Consegna
Trasforma tutti i record che seguono in una tabella Markdown con due colonne, «N» per il numero progressivo e «Riga» per il testo, saltando le righe vuote. Non includere le immagini nella risposta.

··· Dati di partenza ···

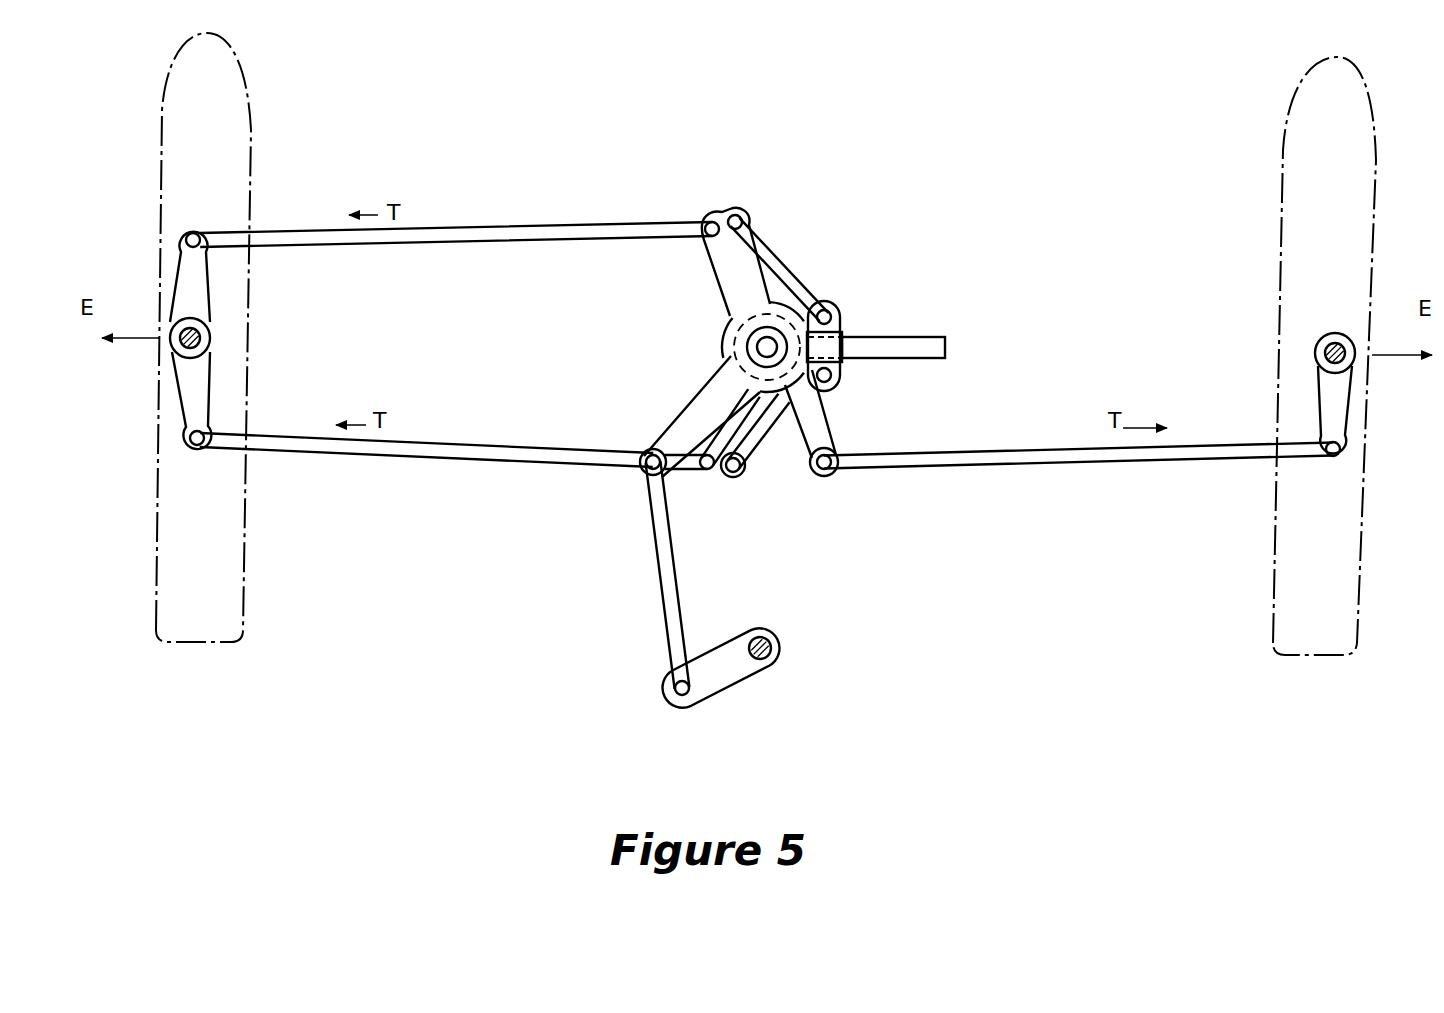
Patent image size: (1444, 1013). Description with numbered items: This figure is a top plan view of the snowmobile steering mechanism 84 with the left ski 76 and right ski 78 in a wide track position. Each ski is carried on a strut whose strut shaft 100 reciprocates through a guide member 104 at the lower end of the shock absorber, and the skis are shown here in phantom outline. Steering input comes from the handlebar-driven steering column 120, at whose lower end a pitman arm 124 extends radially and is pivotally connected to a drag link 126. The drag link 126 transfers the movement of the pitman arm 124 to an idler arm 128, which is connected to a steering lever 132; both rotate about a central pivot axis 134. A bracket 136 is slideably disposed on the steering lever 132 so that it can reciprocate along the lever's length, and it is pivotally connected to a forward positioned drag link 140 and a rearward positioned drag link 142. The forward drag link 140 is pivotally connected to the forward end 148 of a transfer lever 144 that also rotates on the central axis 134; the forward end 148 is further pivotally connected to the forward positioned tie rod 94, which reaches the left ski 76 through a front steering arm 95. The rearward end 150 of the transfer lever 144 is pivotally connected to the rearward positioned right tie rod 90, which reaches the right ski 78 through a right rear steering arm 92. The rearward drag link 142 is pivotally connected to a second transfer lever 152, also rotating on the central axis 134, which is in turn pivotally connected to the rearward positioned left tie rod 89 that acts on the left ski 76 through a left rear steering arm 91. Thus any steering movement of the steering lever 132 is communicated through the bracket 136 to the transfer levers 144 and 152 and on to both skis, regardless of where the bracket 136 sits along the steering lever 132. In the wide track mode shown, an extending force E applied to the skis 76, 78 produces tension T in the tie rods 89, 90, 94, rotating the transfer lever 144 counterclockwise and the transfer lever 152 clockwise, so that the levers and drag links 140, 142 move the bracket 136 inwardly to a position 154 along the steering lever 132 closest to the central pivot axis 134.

The left ski 76 is at (245, 602).
The right ski 78 is at (1270, 561).
The steering mechanism 84 is at (713, 159).
The left tie rod 89 is at (470, 443).
The right tie rod 90 is at (1067, 463).
The left rear steering arm 91 is at (205, 390).
The right rear steering arm 92 is at (1320, 393).
The forward positioned tie rod 94 is at (500, 227).
The front steering arm 95 is at (205, 280).
The strut shaft 100 is at (210, 338).
The guide member 104 is at (205, 322).
The steering column 120 is at (772, 645).
The pitman arm 124 is at (723, 690).
The drag link 126 is at (655, 530).
The idler arm 128 is at (673, 415).
The steering lever 132 is at (905, 358).
The central pivot axis 134 is at (832, 308).
The bracket 136 is at (843, 330).
The forward positioned drag link 140 is at (788, 263).
The rearward positioned drag link 142 is at (762, 452).
The transfer lever 144 is at (728, 314).
The forward end of transfer lever 148 is at (714, 278).
The rearward end of transfer lever 150 is at (827, 428).
The transfer lever 152 is at (728, 478).
The position 154 is at (849, 291).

···

Compito svolto
| N | Riga |
|---|---|
| 1 | Patent image size: (1444, 1013). Description with numbered items: This figure is a top plan view of the snowmobile steering mechanism 84 with the left ski 76 and right ski 78 in a wide track position. Each ski is carried on a strut whose strut shaft 100 reciprocates through a guide member 104 at the lower end of the shock absorber, and the skis are shown here in phantom outline. Steering input comes from the handlebar-driven steering column 120, at whose lower end a pitman arm 124 extends radially and is pivotally connected to a drag link 126. The drag link 126 transfers the movement of the pitman arm 124 to an idler arm 128, which is connected to a steering lever 132; both rotate about a central pivot axis 134. A bracket 136 is slideably disposed on the steering lever 132 so that it can reciprocate along the lever's length, and it is pivotally connected to a forward positioned drag link 140 and a rearward positioned drag link 142. The forward drag link 140 is pivotally connected to the forward end 148 of a transfer lever 144 that also rotates on the central axis 134; the forward end 148 is further pivotally connected to the forward positioned tie rod 94, which reaches the left ski 76 through a front steering arm 95. The rearward end 150 of the transfer lever 144 is pivotally connected to the rearward positioned right tie rod 90, which reaches the right ski 78 through a right rear steering arm 92. The rearward drag link 142 is pivotally connected to a second transfer lever 152, also rotating on the central axis 134, which is in turn pivotally connected to the rearward positioned left tie rod 89 that acts on the left ski 76 through a left rear steering arm 91. Thus any steering movement of the steering lever 132 is communicated through the bracket 136 to the transfer levers 144 and 152 and on to both skis, regardless of where the bracket 136 sits along the steering lever 132. In the wide track mode shown, an extending force E applied to the skis 76, 78 produces tension T in the tie rods 89, 90, 94, rotating the transfer lever 144 counterclockwise and the transfer lever 152 clockwise, so that the levers and drag links 140, 142 move the bracket 136 inwardly to a position 154 along the steering lever 132 closest to the central pivot axis 134. |
| 2 | The left ski 76 is at (245, 602). |
| 3 | The right ski 78 is at (1270, 561). |
| 4 | The steering mechanism 84 is at (713, 159). |
| 5 | The left tie rod 89 is at (470, 443). |
| 6 | The right tie rod 90 is at (1067, 463). |
| 7 | The left rear steering arm 91 is at (205, 390). |
| 8 | The right rear steering arm 92 is at (1320, 393). |
| 9 | The forward positioned tie rod 94 is at (500, 227). |
| 10 | The front steering arm 95 is at (205, 280). |
| 11 | The strut shaft 100 is at (210, 338). |
| 12 | The guide member 104 is at (205, 322). |
| 13 | The steering column 120 is at (772, 645). |
| 14 | The pitman arm 124 is at (723, 690). |
| 15 | The drag link 126 is at (655, 530). |
| 16 | The idler arm 128 is at (673, 415). |
| 17 | The steering lever 132 is at (905, 358). |
| 18 | The central pivot axis 134 is at (832, 308). |
| 19 | The bracket 136 is at (843, 330). |
| 20 | The forward positioned drag link 140 is at (788, 263). |
| 21 | The rearward positioned drag link 142 is at (762, 452). |
| 22 | The transfer lever 144 is at (728, 314). |
| 23 | The forward end of transfer lever 148 is at (714, 278). |
| 24 | The rearward end of transfer lever 150 is at (827, 428). |
| 25 | The transfer lever 152 is at (728, 478). |
| 26 | The position 154 is at (849, 291). |